▶ WRITTEN TASK:
Exactly reproduce each line of the listing that follows.

▶ ENTRIES PROVIDED:
-- begin --
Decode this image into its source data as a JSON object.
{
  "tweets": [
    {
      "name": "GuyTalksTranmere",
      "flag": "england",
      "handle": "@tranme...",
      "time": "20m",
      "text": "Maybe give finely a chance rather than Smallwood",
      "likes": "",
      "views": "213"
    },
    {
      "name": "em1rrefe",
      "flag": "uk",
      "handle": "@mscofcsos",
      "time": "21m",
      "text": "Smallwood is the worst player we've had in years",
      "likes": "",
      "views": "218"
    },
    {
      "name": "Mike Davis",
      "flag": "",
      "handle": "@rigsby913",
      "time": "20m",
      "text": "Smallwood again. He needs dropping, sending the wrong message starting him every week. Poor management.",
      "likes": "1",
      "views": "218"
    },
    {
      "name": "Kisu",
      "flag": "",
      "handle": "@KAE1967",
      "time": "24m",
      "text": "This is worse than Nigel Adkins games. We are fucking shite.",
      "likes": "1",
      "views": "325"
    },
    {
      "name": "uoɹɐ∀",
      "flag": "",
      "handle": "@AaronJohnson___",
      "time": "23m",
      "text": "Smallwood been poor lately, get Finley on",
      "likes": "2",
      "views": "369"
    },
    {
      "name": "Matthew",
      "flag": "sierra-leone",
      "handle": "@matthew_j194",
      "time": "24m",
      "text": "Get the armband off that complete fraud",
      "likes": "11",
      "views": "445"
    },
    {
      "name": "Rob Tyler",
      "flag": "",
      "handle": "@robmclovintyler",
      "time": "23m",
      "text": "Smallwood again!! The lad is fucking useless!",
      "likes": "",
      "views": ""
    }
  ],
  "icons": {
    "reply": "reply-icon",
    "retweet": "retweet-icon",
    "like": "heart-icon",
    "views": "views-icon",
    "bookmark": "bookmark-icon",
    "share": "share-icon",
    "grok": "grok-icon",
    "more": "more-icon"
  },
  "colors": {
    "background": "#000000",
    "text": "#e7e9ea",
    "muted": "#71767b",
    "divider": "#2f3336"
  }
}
-- end --
▶ WRITTEN SOLUTION:
Decode this image into its source data as a JSON object.
{
  "tweets": [
    {
      "name": "GuyTalksTranmere",
      "flag": "england",
      "handle": "@tranme...",
      "time": "20m",
      "text": "Maybe give finely a chance rather than Smallwood",
      "likes": "",
      "views": "213"
    },
    {
      "name": "em1rrefe",
      "flag": "uk",
      "handle": "@mscofcsos",
      "time": "21m",
      "text": "Smallwood is the worst player we've had in years",
      "likes": "",
      "views": "218"
    },
    {
      "name": "Mike Davis",
      "flag": "",
      "handle": "@rigsby913",
      "time": "20m",
      "text": "Smallwood again. He needs dropping, sending the wrong message starting him every week. Poor management.",
      "likes": "1",
      "views": "218"
    },
    {
      "name": "Kisu",
      "flag": "",
      "handle": "@KAE1967",
      "time": "24m",
      "text": "This is worse than Nigel Adkins games. We are fucking shite.",
      "likes": "1",
      "views": "325"
    },
    {
      "name": "uoɹɐ∀",
      "flag": "",
      "handle": "@AaronJohnson___",
      "time": "23m",
      "text": "Smallwood been poor lately, get Finley on",
      "likes": "2",
      "views": "369"
    },
    {
      "name": "Matthew",
      "flag": "sierra-leone",
      "handle": "@matthew_j194",
      "time": "24m",
      "text": "Get the armband off that complete fraud",
      "likes": "11",
      "views": "445"
    },
    {
      "name": "Rob Tyler",
      "flag": "",
      "handle": "@robmclovintyler",
      "time": "23m",
      "text": "Smallwood again!! The lad is fucking useless!",
      "likes": "",
      "views": ""
    }
  ],
  "icons": {
    "reply": "reply-icon",
    "retweet": "retweet-icon",
    "like": "heart-icon",
    "views": "views-icon",
    "bookmark": "bookmark-icon",
    "share": "share-icon",
    "grok": "grok-icon",
    "more": "more-icon"
  },
  "colors": {
    "background": "#000000",
    "text": "#e7e9ea",
    "muted": "#71767b",
    "divider": "#2f3336"
  }
}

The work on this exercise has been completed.